Available data:
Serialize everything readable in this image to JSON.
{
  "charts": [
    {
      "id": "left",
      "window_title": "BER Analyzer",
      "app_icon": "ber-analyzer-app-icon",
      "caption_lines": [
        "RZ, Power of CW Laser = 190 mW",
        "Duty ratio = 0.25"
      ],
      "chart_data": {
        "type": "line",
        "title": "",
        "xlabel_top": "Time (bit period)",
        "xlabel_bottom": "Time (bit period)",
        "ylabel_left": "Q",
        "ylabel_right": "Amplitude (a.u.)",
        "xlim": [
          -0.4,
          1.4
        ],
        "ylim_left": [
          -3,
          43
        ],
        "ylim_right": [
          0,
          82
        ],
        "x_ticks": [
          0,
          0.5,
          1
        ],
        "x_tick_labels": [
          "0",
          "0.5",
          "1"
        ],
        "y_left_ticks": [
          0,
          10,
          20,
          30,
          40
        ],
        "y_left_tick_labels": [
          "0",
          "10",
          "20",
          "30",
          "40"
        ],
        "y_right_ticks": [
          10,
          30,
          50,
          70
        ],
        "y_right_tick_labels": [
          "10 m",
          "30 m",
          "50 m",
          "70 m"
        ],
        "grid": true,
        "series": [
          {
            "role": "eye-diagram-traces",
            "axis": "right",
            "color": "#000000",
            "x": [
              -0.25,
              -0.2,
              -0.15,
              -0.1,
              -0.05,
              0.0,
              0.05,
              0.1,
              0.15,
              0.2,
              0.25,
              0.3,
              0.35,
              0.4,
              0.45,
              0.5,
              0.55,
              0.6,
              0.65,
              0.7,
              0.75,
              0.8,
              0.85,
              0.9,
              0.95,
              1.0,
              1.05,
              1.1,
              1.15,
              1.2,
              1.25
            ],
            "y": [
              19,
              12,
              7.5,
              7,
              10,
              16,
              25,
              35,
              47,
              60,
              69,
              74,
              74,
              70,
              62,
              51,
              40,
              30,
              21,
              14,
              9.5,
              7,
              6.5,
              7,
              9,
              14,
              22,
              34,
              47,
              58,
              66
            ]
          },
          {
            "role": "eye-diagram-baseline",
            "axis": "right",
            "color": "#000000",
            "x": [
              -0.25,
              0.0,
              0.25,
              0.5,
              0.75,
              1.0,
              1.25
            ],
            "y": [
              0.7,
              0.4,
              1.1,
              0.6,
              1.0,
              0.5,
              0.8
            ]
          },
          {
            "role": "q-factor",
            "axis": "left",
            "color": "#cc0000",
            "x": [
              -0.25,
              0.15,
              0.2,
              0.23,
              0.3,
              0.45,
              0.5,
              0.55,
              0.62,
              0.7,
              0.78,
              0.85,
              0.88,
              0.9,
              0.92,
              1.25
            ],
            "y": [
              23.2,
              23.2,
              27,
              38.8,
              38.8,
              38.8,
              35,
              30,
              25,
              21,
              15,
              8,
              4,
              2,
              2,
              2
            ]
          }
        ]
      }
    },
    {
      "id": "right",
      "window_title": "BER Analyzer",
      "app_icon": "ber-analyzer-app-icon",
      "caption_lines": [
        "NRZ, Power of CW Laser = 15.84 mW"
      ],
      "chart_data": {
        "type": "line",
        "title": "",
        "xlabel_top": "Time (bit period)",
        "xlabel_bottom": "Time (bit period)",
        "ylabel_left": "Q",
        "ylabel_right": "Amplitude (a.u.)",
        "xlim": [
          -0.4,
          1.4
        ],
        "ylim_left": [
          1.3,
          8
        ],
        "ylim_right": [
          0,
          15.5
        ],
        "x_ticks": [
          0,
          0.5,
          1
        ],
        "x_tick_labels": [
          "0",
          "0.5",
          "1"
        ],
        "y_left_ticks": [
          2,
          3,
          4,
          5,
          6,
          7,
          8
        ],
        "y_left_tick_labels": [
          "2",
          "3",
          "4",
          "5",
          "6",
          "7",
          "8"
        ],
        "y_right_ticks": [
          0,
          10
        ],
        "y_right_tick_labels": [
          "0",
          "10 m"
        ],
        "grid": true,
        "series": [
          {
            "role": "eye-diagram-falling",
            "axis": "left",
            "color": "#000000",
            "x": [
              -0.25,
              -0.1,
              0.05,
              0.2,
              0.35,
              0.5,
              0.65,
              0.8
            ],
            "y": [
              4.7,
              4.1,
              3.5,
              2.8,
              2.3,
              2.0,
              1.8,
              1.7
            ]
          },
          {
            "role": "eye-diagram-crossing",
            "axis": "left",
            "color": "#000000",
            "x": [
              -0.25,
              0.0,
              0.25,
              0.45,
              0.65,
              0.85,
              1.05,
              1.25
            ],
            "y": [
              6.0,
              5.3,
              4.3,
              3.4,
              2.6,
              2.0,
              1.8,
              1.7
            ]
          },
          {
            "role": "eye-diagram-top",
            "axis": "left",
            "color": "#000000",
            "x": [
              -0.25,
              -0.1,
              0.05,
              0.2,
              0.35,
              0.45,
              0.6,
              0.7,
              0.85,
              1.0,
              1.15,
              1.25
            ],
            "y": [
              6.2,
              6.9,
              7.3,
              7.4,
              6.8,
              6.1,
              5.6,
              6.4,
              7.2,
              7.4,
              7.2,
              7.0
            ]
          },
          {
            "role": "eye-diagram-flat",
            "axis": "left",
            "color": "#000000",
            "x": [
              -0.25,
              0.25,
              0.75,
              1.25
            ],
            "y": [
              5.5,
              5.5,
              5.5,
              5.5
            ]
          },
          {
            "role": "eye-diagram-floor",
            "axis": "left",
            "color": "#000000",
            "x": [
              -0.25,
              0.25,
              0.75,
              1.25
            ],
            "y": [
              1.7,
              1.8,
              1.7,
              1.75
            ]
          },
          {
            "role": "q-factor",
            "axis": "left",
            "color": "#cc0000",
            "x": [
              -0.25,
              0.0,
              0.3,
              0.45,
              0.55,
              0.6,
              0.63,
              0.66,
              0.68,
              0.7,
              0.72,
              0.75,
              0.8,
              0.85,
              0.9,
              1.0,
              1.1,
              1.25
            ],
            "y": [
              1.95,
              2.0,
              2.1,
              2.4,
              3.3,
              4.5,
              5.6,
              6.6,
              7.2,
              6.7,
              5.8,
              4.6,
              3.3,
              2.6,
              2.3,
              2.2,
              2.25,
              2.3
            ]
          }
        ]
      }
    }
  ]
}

Aim: Exactly as shown, repeat every record.

Correct output:
Serialize everything readable in this image to JSON.
{
  "charts": [
    {
      "id": "left",
      "window_title": "BER Analyzer",
      "app_icon": "ber-analyzer-app-icon",
      "caption_lines": [
        "RZ, Power of CW Laser = 190 mW",
        "Duty ratio = 0.25"
      ],
      "chart_data": {
        "type": "line",
        "title": "",
        "xlabel_top": "Time (bit period)",
        "xlabel_bottom": "Time (bit period)",
        "ylabel_left": "Q",
        "ylabel_right": "Amplitude (a.u.)",
        "xlim": [
          -0.4,
          1.4
        ],
        "ylim_left": [
          -3,
          43
        ],
        "ylim_right": [
          0,
          82
        ],
        "x_ticks": [
          0,
          0.5,
          1
        ],
        "x_tick_labels": [
          "0",
          "0.5",
          "1"
        ],
        "y_left_ticks": [
          0,
          10,
          20,
          30,
          40
        ],
        "y_left_tick_labels": [
          "0",
          "10",
          "20",
          "30",
          "40"
        ],
        "y_right_ticks": [
          10,
          30,
          50,
          70
        ],
        "y_right_tick_labels": [
          "10 m",
          "30 m",
          "50 m",
          "70 m"
        ],
        "grid": true,
        "series": [
          {
            "role": "eye-diagram-traces",
            "axis": "right",
            "color": "#000000",
            "x": [
              -0.25,
              -0.2,
              -0.15,
              -0.1,
              -0.05,
              0.0,
              0.05,
              0.1,
              0.15,
              0.2,
              0.25,
              0.3,
              0.35,
              0.4,
              0.45,
              0.5,
              0.55,
              0.6,
              0.65,
              0.7,
              0.75,
              0.8,
              0.85,
              0.9,
              0.95,
              1.0,
              1.05,
              1.1,
              1.15,
              1.2,
              1.25
            ],
            "y": [
              19,
              12,
              7.5,
              7,
              10,
              16,
              25,
              35,
              47,
              60,
              69,
              74,
              74,
              70,
              62,
              51,
              40,
              30,
              21,
              14,
              9.5,
              7,
              6.5,
              7,
              9,
              14,
              22,
              34,
              47,
              58,
              66
            ]
          },
          {
            "role": "eye-diagram-baseline",
            "axis": "right",
            "color": "#000000",
            "x": [
              -0.25,
              0.0,
              0.25,
              0.5,
              0.75,
              1.0,
              1.25
            ],
            "y": [
              0.7,
              0.4,
              1.1,
              0.6,
              1.0,
              0.5,
              0.8
            ]
          },
          {
            "role": "q-factor",
            "axis": "left",
            "color": "#cc0000",
            "x": [
              -0.25,
              0.15,
              0.2,
              0.23,
              0.3,
              0.45,
              0.5,
              0.55,
              0.62,
              0.7,
              0.78,
              0.85,
              0.88,
              0.9,
              0.92,
              1.25
            ],
            "y": [
              23.2,
              23.2,
              27,
              38.8,
              38.8,
              38.8,
              35,
              30,
              25,
              21,
              15,
              8,
              4,
              2,
              2,
              2
            ]
          }
        ]
      }
    },
    {
      "id": "right",
      "window_title": "BER Analyzer",
      "app_icon": "ber-analyzer-app-icon",
      "caption_lines": [
        "NRZ, Power of CW Laser = 15.84 mW"
      ],
      "chart_data": {
        "type": "line",
        "title": "",
        "xlabel_top": "Time (bit period)",
        "xlabel_bottom": "Time (bit period)",
        "ylabel_left": "Q",
        "ylabel_right": "Amplitude (a.u.)",
        "xlim": [
          -0.4,
          1.4
        ],
        "ylim_left": [
          1.3,
          8
        ],
        "ylim_right": [
          0,
          15.5
        ],
        "x_ticks": [
          0,
          0.5,
          1
        ],
        "x_tick_labels": [
          "0",
          "0.5",
          "1"
        ],
        "y_left_ticks": [
          2,
          3,
          4,
          5,
          6,
          7,
          8
        ],
        "y_left_tick_labels": [
          "2",
          "3",
          "4",
          "5",
          "6",
          "7",
          "8"
        ],
        "y_right_ticks": [
          0,
          10
        ],
        "y_right_tick_labels": [
          "0",
          "10 m"
        ],
        "grid": true,
        "series": [
          {
            "role": "eye-diagram-falling",
            "axis": "left",
            "color": "#000000",
            "x": [
              -0.25,
              -0.1,
              0.05,
              0.2,
              0.35,
              0.5,
              0.65,
              0.8
            ],
            "y": [
              4.7,
              4.1,
              3.5,
              2.8,
              2.3,
              2.0,
              1.8,
              1.7
            ]
          },
          {
            "role": "eye-diagram-crossing",
            "axis": "left",
            "color": "#000000",
            "x": [
              -0.25,
              0.0,
              0.25,
              0.45,
              0.65,
              0.85,
              1.05,
              1.25
            ],
            "y": [
              6.0,
              5.3,
              4.3,
              3.4,
              2.6,
              2.0,
              1.8,
              1.7
            ]
          },
          {
            "role": "eye-diagram-top",
            "axis": "left",
            "color": "#000000",
            "x": [
              -0.25,
              -0.1,
              0.05,
              0.2,
              0.35,
              0.45,
              0.6,
              0.7,
              0.85,
              1.0,
              1.15,
              1.25
            ],
            "y": [
              6.2,
              6.9,
              7.3,
              7.4,
              6.8,
              6.1,
              5.6,
              6.4,
              7.2,
              7.4,
              7.2,
              7.0
            ]
          },
          {
            "role": "eye-diagram-flat",
            "axis": "left",
            "color": "#000000",
            "x": [
              -0.25,
              0.25,
              0.75,
              1.25
            ],
            "y": [
              5.5,
              5.5,
              5.5,
              5.5
            ]
          },
          {
            "role": "eye-diagram-floor",
            "axis": "left",
            "color": "#000000",
            "x": [
              -0.25,
              0.25,
              0.75,
              1.25
            ],
            "y": [
              1.7,
              1.8,
              1.7,
              1.75
            ]
          },
          {
            "role": "q-factor",
            "axis": "left",
            "color": "#cc0000",
            "x": [
              -0.25,
              0.0,
              0.3,
              0.45,
              0.55,
              0.6,
              0.63,
              0.66,
              0.68,
              0.7,
              0.72,
              0.75,
              0.8,
              0.85,
              0.9,
              1.0,
              1.1,
              1.25
            ],
            "y": [
              1.95,
              2.0,
              2.1,
              2.4,
              3.3,
              4.5,
              5.6,
              6.6,
              7.2,
              6.7,
              5.8,
              4.6,
              3.3,
              2.6,
              2.3,
              2.2,
              2.25,
              2.3
            ]
          }
        ]
      }
    }
  ]
}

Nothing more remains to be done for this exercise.